# [What is being asked]
Write out every line of the material below word for word, with nothing changed.

# [Excerpted data]
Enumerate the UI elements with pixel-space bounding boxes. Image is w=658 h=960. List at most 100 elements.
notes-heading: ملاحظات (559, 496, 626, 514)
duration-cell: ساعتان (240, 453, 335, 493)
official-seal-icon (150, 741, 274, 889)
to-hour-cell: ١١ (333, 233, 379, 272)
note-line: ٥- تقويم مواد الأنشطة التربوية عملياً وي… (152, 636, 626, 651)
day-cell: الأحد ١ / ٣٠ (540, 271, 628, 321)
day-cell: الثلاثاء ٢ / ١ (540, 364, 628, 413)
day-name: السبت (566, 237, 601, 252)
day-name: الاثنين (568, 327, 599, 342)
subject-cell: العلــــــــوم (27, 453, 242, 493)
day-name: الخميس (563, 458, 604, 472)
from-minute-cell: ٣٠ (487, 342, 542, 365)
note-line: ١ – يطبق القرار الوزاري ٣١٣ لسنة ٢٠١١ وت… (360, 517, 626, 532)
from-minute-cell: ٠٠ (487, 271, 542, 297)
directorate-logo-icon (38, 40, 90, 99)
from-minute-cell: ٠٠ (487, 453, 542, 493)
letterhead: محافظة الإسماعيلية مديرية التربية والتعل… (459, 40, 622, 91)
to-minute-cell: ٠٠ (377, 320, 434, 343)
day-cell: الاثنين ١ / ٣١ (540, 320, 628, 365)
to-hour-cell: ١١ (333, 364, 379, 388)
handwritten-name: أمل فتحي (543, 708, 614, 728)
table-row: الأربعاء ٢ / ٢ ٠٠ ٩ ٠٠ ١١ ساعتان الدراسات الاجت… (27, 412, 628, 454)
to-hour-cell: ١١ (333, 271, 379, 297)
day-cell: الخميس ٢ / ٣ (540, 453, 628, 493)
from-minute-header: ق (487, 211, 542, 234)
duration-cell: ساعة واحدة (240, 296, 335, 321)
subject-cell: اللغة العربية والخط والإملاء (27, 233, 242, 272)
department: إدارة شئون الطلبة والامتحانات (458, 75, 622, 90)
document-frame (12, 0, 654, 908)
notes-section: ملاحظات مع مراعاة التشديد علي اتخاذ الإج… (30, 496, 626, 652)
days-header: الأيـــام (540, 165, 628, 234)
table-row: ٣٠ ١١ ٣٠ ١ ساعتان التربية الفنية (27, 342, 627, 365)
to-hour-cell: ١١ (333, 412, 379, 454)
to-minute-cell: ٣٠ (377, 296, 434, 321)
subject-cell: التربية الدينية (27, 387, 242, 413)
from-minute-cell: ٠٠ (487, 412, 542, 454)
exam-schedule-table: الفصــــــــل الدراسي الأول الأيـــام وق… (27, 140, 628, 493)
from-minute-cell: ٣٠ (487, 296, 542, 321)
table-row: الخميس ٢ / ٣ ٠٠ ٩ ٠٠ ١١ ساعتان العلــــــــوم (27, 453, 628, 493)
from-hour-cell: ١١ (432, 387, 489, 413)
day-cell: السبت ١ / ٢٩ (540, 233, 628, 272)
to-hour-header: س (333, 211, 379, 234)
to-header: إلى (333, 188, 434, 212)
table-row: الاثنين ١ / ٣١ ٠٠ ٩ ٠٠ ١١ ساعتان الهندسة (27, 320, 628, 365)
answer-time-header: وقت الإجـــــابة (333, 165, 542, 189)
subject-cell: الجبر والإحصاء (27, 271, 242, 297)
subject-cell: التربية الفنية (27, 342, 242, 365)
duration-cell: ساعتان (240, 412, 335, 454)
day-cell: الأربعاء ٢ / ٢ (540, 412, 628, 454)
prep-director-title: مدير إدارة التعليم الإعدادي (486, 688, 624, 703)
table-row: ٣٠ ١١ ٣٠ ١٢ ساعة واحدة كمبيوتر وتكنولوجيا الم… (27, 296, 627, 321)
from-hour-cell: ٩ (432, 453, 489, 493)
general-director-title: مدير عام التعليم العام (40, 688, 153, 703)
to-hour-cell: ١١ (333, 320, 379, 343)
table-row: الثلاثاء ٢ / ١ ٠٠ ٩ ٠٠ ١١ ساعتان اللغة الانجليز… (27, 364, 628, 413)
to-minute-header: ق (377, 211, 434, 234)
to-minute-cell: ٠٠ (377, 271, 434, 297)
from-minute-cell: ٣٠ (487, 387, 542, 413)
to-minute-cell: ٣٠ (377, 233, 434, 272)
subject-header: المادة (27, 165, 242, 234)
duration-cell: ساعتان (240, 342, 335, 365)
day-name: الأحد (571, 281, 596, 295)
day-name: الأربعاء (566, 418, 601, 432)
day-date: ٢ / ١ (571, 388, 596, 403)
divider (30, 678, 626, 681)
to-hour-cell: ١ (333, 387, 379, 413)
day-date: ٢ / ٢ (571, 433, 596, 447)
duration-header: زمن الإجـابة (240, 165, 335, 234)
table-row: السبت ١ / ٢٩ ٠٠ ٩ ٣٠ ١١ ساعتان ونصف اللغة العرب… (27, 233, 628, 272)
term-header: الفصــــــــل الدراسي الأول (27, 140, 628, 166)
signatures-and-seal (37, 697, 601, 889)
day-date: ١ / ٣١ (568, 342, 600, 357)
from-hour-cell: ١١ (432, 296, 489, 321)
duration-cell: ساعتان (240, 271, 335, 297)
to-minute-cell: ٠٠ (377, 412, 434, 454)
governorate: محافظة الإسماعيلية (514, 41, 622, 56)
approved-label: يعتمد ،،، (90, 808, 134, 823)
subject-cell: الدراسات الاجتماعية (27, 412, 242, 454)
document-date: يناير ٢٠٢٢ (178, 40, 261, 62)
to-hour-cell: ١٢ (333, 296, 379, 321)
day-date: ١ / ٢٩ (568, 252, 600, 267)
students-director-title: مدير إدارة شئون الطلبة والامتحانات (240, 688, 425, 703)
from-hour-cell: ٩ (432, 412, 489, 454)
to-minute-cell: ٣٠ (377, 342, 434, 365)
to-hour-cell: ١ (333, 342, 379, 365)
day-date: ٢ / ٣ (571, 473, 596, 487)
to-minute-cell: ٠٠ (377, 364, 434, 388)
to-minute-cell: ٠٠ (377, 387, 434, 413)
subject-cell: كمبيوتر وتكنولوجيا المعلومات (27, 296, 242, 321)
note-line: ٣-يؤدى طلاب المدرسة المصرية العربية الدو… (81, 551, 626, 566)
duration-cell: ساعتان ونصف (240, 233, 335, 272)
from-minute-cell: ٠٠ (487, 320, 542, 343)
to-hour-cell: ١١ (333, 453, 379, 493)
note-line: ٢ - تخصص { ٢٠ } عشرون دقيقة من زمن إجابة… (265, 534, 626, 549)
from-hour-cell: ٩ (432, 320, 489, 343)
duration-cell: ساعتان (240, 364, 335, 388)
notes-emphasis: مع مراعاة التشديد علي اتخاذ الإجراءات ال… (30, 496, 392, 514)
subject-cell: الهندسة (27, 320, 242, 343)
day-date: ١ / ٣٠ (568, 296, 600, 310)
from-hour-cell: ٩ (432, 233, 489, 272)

# [Solution for this task]
Enumerate the UI elements with pixel-space bounding boxes. Image is w=658 h=960. List at most 100 elements.
notes-heading: ملاحظات (559, 496, 626, 514)
duration-cell: ساعتان (240, 453, 335, 493)
official-seal-icon (150, 741, 274, 889)
to-hour-cell: ١١ (333, 233, 379, 272)
note-line: ٥- تقويم مواد الأنشطة التربوية عملياً وي… (152, 636, 626, 651)
day-cell: الأحد ١ / ٣٠ (540, 271, 628, 321)
day-cell: الثلاثاء ٢ / ١ (540, 364, 628, 413)
day-name: السبت (566, 237, 601, 252)
day-name: الاثنين (568, 327, 599, 342)
subject-cell: العلــــــــوم (27, 453, 242, 493)
day-name: الخميس (563, 458, 604, 472)
from-minute-cell: ٣٠ (487, 342, 542, 365)
note-line: ١ – يطبق القرار الوزاري ٣١٣ لسنة ٢٠١١ وت… (360, 517, 626, 532)
from-minute-cell: ٠٠ (487, 271, 542, 297)
directorate-logo-icon (38, 40, 90, 99)
from-minute-cell: ٠٠ (487, 453, 542, 493)
letterhead: محافظة الإسماعيلية مديرية التربية والتعل… (459, 40, 622, 91)
to-minute-cell: ٠٠ (377, 320, 434, 343)
day-cell: الاثنين ١ / ٣١ (540, 320, 628, 365)
to-hour-cell: ١١ (333, 364, 379, 388)
handwritten-name: أمل فتحي (543, 708, 614, 728)
table-row: الأربعاء ٢ / ٢ ٠٠ ٩ ٠٠ ١١ ساعتان الدراسات الاجت… (27, 412, 628, 454)
to-hour-cell: ١١ (333, 271, 379, 297)
day-cell: الخميس ٢ / ٣ (540, 453, 628, 493)
from-minute-header: ق (487, 211, 542, 234)
duration-cell: ساعة واحدة (240, 296, 335, 321)
subject-cell: اللغة العربية والخط والإملاء (27, 233, 242, 272)
department: إدارة شئون الطلبة والامتحانات (458, 75, 622, 90)
document-frame (12, 0, 654, 908)
notes-section: ملاحظات مع مراعاة التشديد علي اتخاذ الإج… (30, 496, 626, 652)
days-header: الأيـــام (540, 165, 628, 234)
table-row: ٣٠ ١١ ٣٠ ١ ساعتان التربية الفنية (27, 342, 627, 365)
to-hour-cell: ١١ (333, 412, 379, 454)
to-minute-cell: ٣٠ (377, 296, 434, 321)
subject-cell: التربية الدينية (27, 387, 242, 413)
from-minute-cell: ٠٠ (487, 412, 542, 454)
exam-schedule-table: الفصــــــــل الدراسي الأول الأيـــام وق… (27, 140, 628, 493)
from-minute-cell: ٣٠ (487, 296, 542, 321)
table-row: الخميس ٢ / ٣ ٠٠ ٩ ٠٠ ١١ ساعتان العلــــــــوم (27, 453, 628, 493)
from-hour-cell: ١١ (432, 387, 489, 413)
day-cell: السبت ١ / ٢٩ (540, 233, 628, 272)
to-hour-header: س (333, 211, 379, 234)
to-header: إلى (333, 188, 434, 212)
table-row: الاثنين ١ / ٣١ ٠٠ ٩ ٠٠ ١١ ساعتان الهندسة (27, 320, 628, 365)
answer-time-header: وقت الإجـــــابة (333, 165, 542, 189)
subject-cell: الجبر والإحصاء (27, 271, 242, 297)
subject-cell: التربية الفنية (27, 342, 242, 365)
duration-cell: ساعتان (240, 412, 335, 454)
day-cell: الأربعاء ٢ / ٢ (540, 412, 628, 454)
prep-director-title: مدير إدارة التعليم الإعدادي (486, 688, 624, 703)
table-row: ٣٠ ١١ ٣٠ ١٢ ساعة واحدة كمبيوتر وتكنولوجيا الم… (27, 296, 627, 321)
from-hour-cell: ٩ (432, 453, 489, 493)
general-director-title: مدير عام التعليم العام (40, 688, 153, 703)
to-hour-cell: ١١ (333, 320, 379, 343)
table-row: الثلاثاء ٢ / ١ ٠٠ ٩ ٠٠ ١١ ساعتان اللغة الانجليز… (27, 364, 628, 413)
to-minute-header: ق (377, 211, 434, 234)
to-minute-cell: ٠٠ (377, 271, 434, 297)
from-minute-cell: ٣٠ (487, 387, 542, 413)
to-minute-cell: ٣٠ (377, 233, 434, 272)
subject-header: المادة (27, 165, 242, 234)
duration-cell: ساعتان (240, 342, 335, 365)
day-name: الأحد (571, 281, 596, 295)
day-name: الأربعاء (566, 418, 601, 432)
day-date: ٢ / ١ (571, 388, 596, 403)
divider (30, 678, 626, 681)
to-hour-cell: ١ (333, 387, 379, 413)
day-date: ٢ / ٢ (571, 433, 596, 447)
duration-header: زمن الإجـابة (240, 165, 335, 234)
table-row: السبت ١ / ٢٩ ٠٠ ٩ ٣٠ ١١ ساعتان ونصف اللغة العرب… (27, 233, 628, 272)
term-header: الفصــــــــل الدراسي الأول (27, 140, 628, 166)
signatures-and-seal (37, 697, 601, 889)
day-date: ١ / ٣١ (568, 342, 600, 357)
from-hour-cell: ١١ (432, 296, 489, 321)
duration-cell: ساعتان (240, 271, 335, 297)
to-minute-cell: ٠٠ (377, 412, 434, 454)
governorate: محافظة الإسماعيلية (514, 41, 622, 56)
approved-label: يعتمد ،،، (90, 808, 134, 823)
subject-cell: الدراسات الاجتماعية (27, 412, 242, 454)
document-date: يناير ٢٠٢٢ (178, 40, 261, 62)
to-hour-cell: ١٢ (333, 296, 379, 321)
day-date: ١ / ٢٩ (568, 252, 600, 267)
students-director-title: مدير إدارة شئون الطلبة والامتحانات (240, 688, 425, 703)
from-hour-cell: ٩ (432, 412, 489, 454)
to-minute-cell: ٣٠ (377, 342, 434, 365)
to-hour-cell: ١ (333, 342, 379, 365)
day-date: ٢ / ٣ (571, 473, 596, 487)
to-minute-cell: ٠٠ (377, 364, 434, 388)
to-minute-cell: ٠٠ (377, 387, 434, 413)
subject-cell: كمبيوتر وتكنولوجيا المعلومات (27, 296, 242, 321)
note-line: ٣-يؤدى طلاب المدرسة المصرية العربية الدو… (81, 551, 626, 566)
duration-cell: ساعتان ونصف (240, 233, 335, 272)
from-minute-cell: ٠٠ (487, 320, 542, 343)
to-hour-cell: ١١ (333, 453, 379, 493)
note-line: ٢ - تخصص { ٢٠ } عشرون دقيقة من زمن إجابة… (265, 534, 626, 549)
from-hour-cell: ٩ (432, 320, 489, 343)
duration-cell: ساعتان (240, 364, 335, 388)
notes-emphasis: مع مراعاة التشديد علي اتخاذ الإجراءات ال… (30, 496, 392, 514)
subject-cell: الهندسة (27, 320, 242, 343)
day-date: ١ / ٣٠ (568, 296, 600, 310)
from-hour-cell: ٩ (432, 233, 489, 272)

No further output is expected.